_GIVEN EXERCISE_
Reproduce every line of the data below, character for character, with no changes.

(Source records)

================================

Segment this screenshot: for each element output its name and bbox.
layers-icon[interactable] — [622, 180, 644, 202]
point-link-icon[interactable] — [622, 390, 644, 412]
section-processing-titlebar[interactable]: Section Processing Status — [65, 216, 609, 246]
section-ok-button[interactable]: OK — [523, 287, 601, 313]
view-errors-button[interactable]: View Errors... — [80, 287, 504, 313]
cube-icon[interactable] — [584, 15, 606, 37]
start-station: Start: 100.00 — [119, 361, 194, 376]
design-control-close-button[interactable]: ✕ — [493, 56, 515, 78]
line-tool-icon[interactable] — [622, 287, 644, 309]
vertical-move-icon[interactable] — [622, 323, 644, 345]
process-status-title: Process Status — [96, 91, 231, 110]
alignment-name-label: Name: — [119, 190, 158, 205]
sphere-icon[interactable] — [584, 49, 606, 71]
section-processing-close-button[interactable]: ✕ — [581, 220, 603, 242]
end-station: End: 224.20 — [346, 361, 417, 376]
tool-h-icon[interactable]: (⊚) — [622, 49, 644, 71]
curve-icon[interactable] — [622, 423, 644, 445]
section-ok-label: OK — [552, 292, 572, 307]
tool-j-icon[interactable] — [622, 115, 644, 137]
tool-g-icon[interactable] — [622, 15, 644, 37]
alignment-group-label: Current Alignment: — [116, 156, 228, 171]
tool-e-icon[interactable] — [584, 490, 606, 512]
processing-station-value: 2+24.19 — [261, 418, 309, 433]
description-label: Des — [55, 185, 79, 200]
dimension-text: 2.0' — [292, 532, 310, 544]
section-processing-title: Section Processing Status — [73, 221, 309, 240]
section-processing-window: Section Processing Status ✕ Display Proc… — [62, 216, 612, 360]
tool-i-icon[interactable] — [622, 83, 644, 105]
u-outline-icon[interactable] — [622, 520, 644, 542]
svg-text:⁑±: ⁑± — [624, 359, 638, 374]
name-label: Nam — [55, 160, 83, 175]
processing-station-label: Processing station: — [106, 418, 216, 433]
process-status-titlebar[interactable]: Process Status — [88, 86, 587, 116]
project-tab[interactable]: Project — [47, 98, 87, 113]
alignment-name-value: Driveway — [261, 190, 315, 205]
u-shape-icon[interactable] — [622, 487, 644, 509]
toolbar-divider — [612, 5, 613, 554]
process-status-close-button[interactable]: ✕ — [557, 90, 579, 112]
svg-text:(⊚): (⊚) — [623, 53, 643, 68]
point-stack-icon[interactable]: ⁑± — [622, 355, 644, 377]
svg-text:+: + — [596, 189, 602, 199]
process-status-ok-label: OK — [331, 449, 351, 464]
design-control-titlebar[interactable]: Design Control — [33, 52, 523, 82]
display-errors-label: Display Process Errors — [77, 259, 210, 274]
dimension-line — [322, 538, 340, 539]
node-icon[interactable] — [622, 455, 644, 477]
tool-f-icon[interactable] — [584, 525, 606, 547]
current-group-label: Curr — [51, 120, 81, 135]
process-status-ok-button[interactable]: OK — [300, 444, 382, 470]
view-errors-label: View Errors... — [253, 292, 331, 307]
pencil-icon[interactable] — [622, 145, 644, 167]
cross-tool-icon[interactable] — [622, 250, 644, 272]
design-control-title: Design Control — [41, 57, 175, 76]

================================

_RESULT_
Segment this screenshot: for each element output its name and bbox.
layers-icon[interactable] — [622, 180, 644, 202]
point-link-icon[interactable] — [622, 390, 644, 412]
section-processing-titlebar[interactable]: Section Processing Status — [65, 216, 609, 246]
section-ok-button[interactable]: OK — [523, 287, 601, 313]
view-errors-button[interactable]: View Errors... — [80, 287, 504, 313]
cube-icon[interactable] — [584, 15, 606, 37]
start-station: Start: 100.00 — [119, 361, 194, 376]
design-control-close-button[interactable]: ✕ — [493, 56, 515, 78]
line-tool-icon[interactable] — [622, 287, 644, 309]
vertical-move-icon[interactable] — [622, 323, 644, 345]
process-status-title: Process Status — [96, 91, 231, 110]
alignment-name-label: Name: — [119, 190, 158, 205]
sphere-icon[interactable] — [584, 49, 606, 71]
section-processing-close-button[interactable]: ✕ — [581, 220, 603, 242]
end-station: End: 224.20 — [346, 361, 417, 376]
tool-h-icon[interactable]: (⊚) — [622, 49, 644, 71]
curve-icon[interactable] — [622, 423, 644, 445]
section-ok-label: OK — [552, 292, 572, 307]
tool-j-icon[interactable] — [622, 115, 644, 137]
tool-g-icon[interactable] — [622, 15, 644, 37]
alignment-group-label: Current Alignment: — [116, 156, 228, 171]
tool-e-icon[interactable] — [584, 490, 606, 512]
processing-station-value: 2+24.19 — [261, 418, 309, 433]
description-label: Des — [55, 185, 79, 200]
dimension-text: 2.0' — [292, 532, 310, 544]
section-processing-title: Section Processing Status — [73, 221, 309, 240]
section-processing-window: Section Processing Status ✕ Display Proc… — [62, 216, 612, 360]
tool-i-icon[interactable] — [622, 83, 644, 105]
u-outline-icon[interactable] — [622, 520, 644, 542]
svg-text:⁑±: ⁑± — [624, 359, 638, 374]
name-label: Nam — [55, 160, 83, 175]
processing-station-label: Processing station: — [106, 418, 216, 433]
process-status-titlebar[interactable]: Process Status — [88, 86, 587, 116]
project-tab[interactable]: Project — [47, 98, 87, 113]
alignment-name-value: Driveway — [261, 190, 315, 205]
u-shape-icon[interactable] — [622, 487, 644, 509]
toolbar-divider — [612, 5, 613, 554]
process-status-close-button[interactable]: ✕ — [557, 90, 579, 112]
svg-text:(⊚): (⊚) — [623, 53, 643, 68]
point-stack-icon[interactable]: ⁑± — [622, 355, 644, 377]
svg-text:+: + — [596, 189, 602, 199]
process-status-ok-label: OK — [331, 449, 351, 464]
design-control-titlebar[interactable]: Design Control — [33, 52, 523, 82]
display-errors-label: Display Process Errors — [77, 259, 210, 274]
dimension-line — [322, 538, 340, 539]
node-icon[interactable] — [622, 455, 644, 477]
tool-f-icon[interactable] — [584, 525, 606, 547]
current-group-label: Curr — [51, 120, 81, 135]
process-status-ok-button[interactable]: OK — [300, 444, 382, 470]
view-errors-label: View Errors... — [253, 292, 331, 307]
pencil-icon[interactable] — [622, 145, 644, 167]
cross-tool-icon[interactable] — [622, 250, 644, 272]
design-control-title: Design Control — [41, 57, 175, 76]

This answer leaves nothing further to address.